**What you are asked to do:**
What you return should match every record exactly, with the images removed.

Recorded data

>> START

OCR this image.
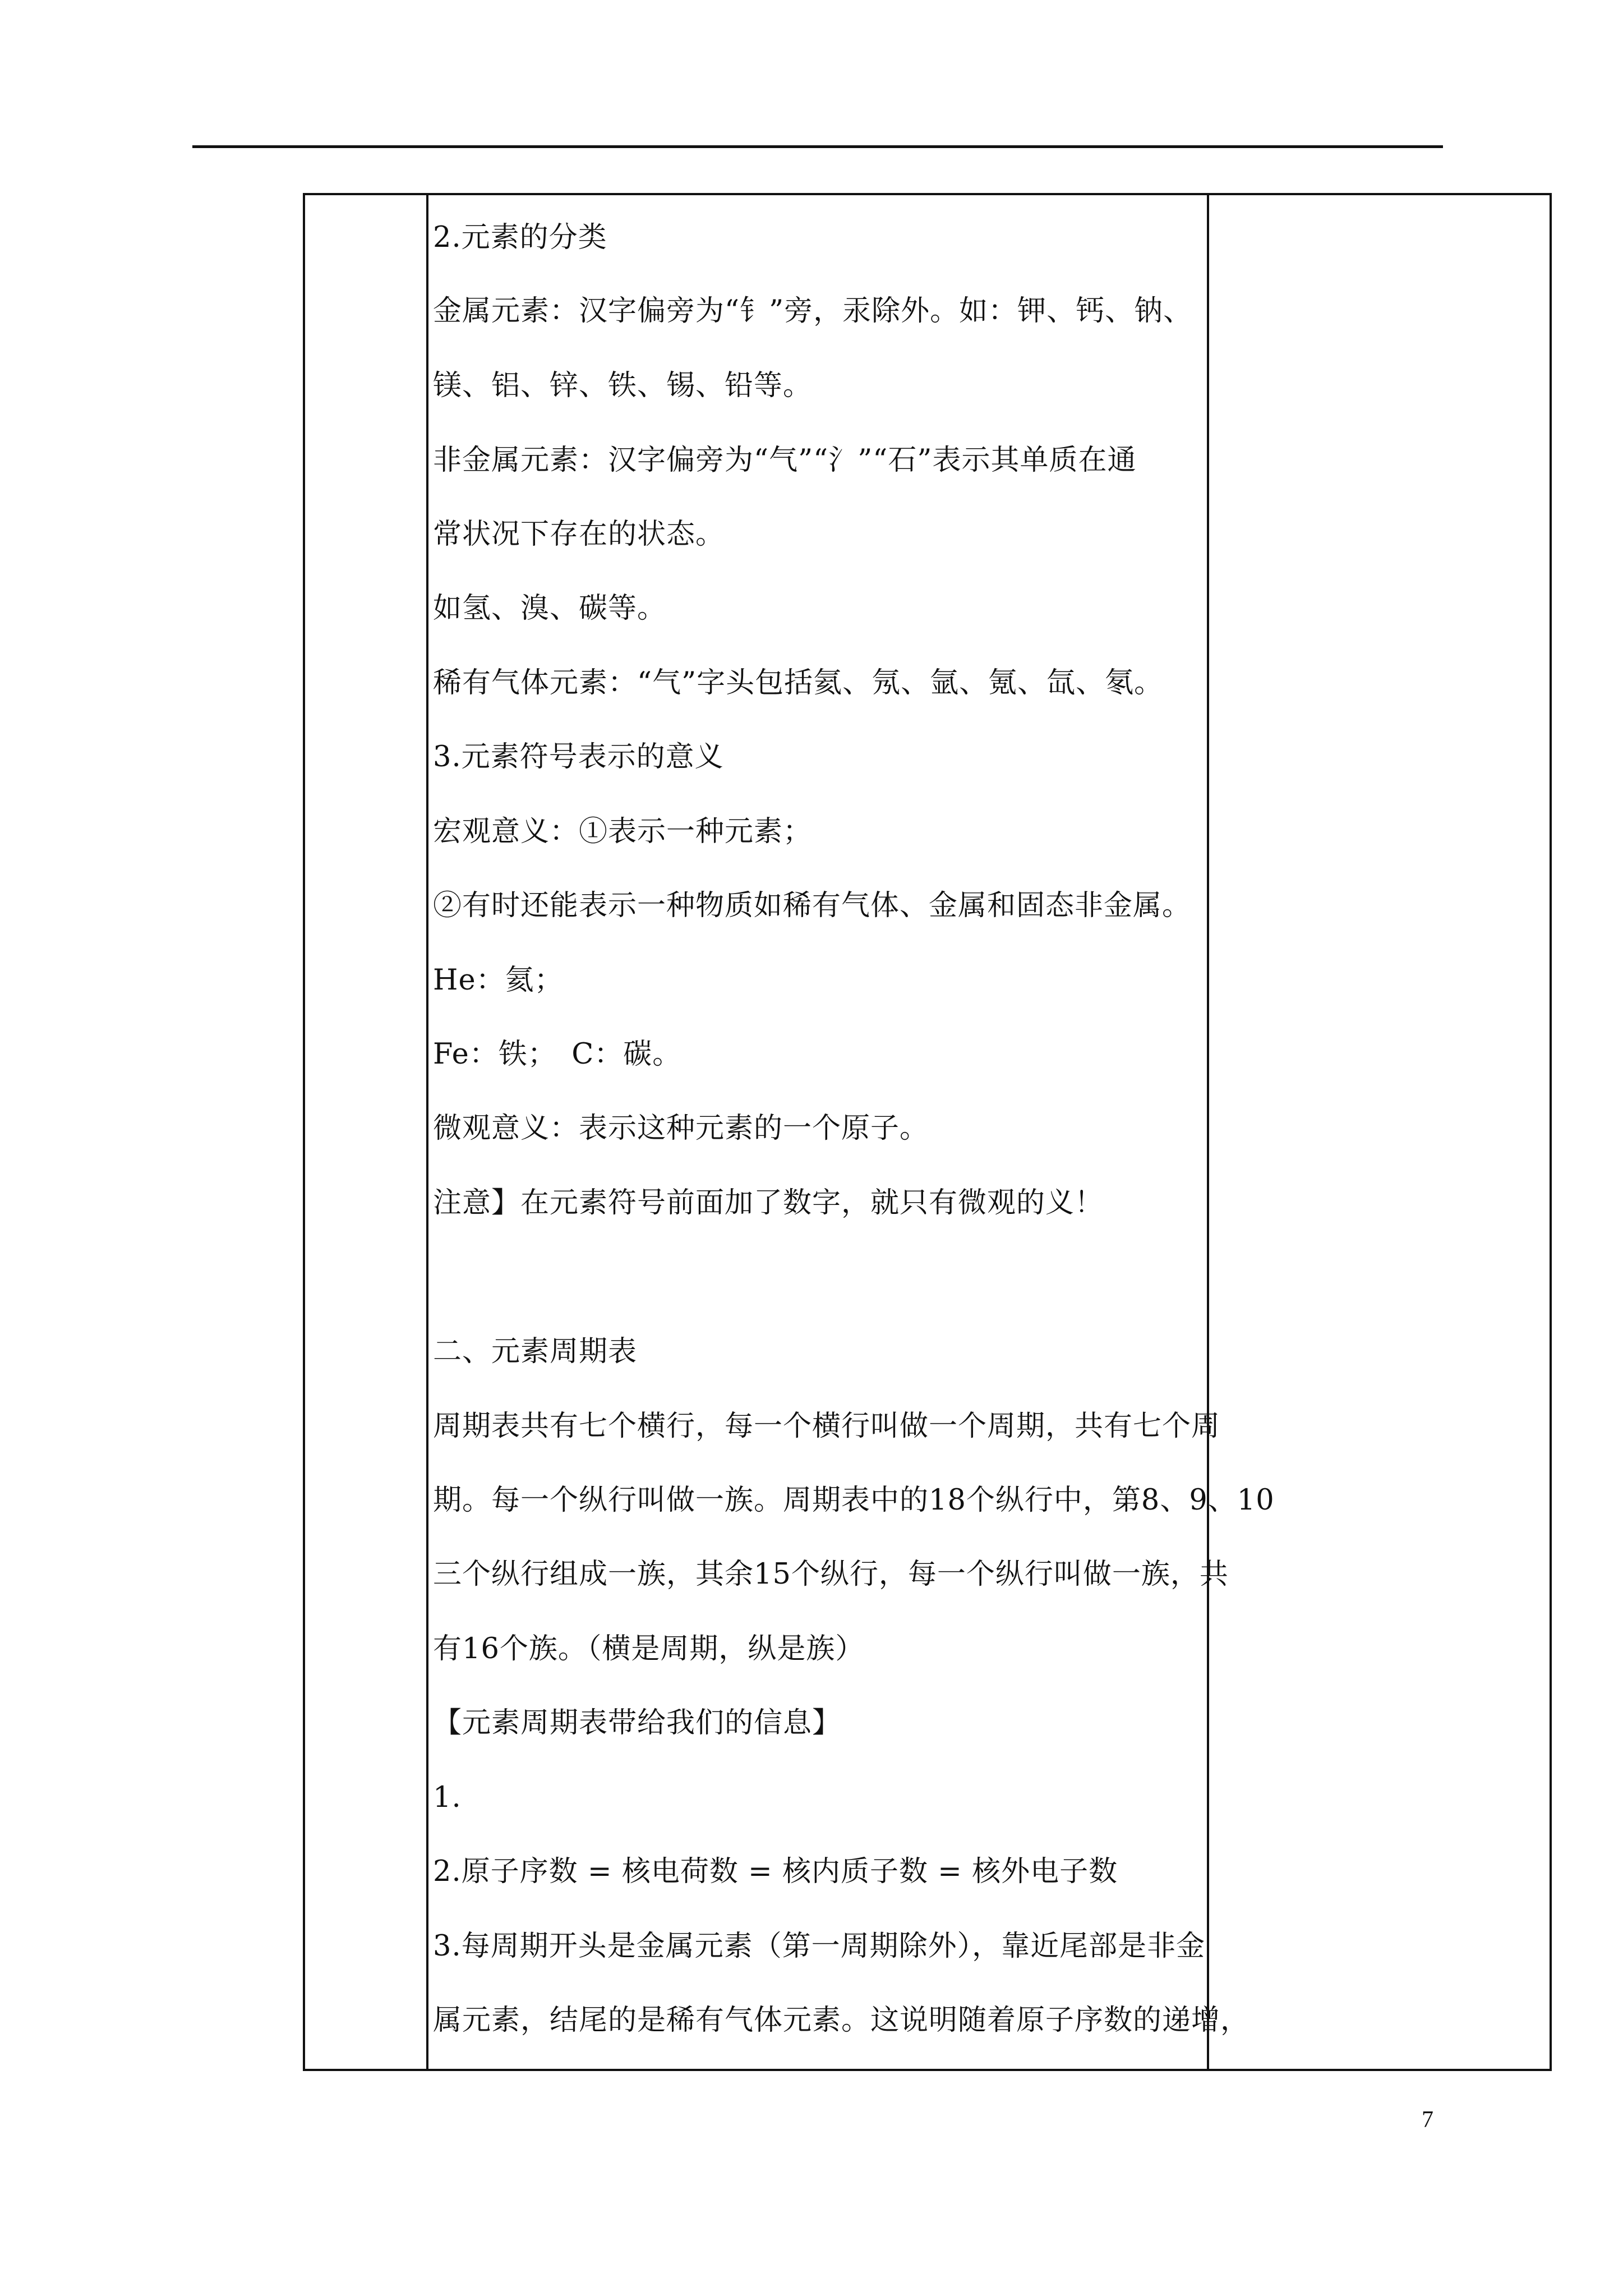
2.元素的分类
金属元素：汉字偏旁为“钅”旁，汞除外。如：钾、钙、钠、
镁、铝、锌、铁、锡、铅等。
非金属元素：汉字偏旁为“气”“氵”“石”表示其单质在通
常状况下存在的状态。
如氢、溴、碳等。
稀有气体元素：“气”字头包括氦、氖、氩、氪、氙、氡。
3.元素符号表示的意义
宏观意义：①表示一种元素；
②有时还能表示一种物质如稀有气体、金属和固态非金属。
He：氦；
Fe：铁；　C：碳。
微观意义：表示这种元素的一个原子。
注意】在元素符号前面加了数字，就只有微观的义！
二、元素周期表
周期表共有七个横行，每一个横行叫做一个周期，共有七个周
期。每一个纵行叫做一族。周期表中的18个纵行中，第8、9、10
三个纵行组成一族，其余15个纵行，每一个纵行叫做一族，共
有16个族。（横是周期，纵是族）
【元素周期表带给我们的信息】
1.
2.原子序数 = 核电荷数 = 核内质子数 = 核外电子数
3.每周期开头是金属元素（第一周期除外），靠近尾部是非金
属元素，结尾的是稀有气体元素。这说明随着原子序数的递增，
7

>> END

**Result of the exercise:**
OCR this image.
2.元素的分类
金属元素：汉字偏旁为“钅”旁，汞除外。如：钾、钙、钠、
镁、铝、锌、铁、锡、铅等。
非金属元素：汉字偏旁为“气”“氵”“石”表示其单质在通
常状况下存在的状态。
如氢、溴、碳等。
稀有气体元素：“气”字头包括氦、氖、氩、氪、氙、氡。
3.元素符号表示的意义
宏观意义：①表示一种元素；
②有时还能表示一种物质如稀有气体、金属和固态非金属。
He：氦；
Fe：铁；　C：碳。
微观意义：表示这种元素的一个原子。
注意】在元素符号前面加了数字，就只有微观的义！
二、元素周期表
周期表共有七个横行，每一个横行叫做一个周期，共有七个周
期。每一个纵行叫做一族。周期表中的18个纵行中，第8、9、10
三个纵行组成一族，其余15个纵行，每一个纵行叫做一族，共
有16个族。（横是周期，纵是族）
【元素周期表带给我们的信息】
1.
2.原子序数 = 核电荷数 = 核内质子数 = 核外电子数
3.每周期开头是金属元素（第一周期除外），靠近尾部是非金
属元素，结尾的是稀有气体元素。这说明随着原子序数的递增，
7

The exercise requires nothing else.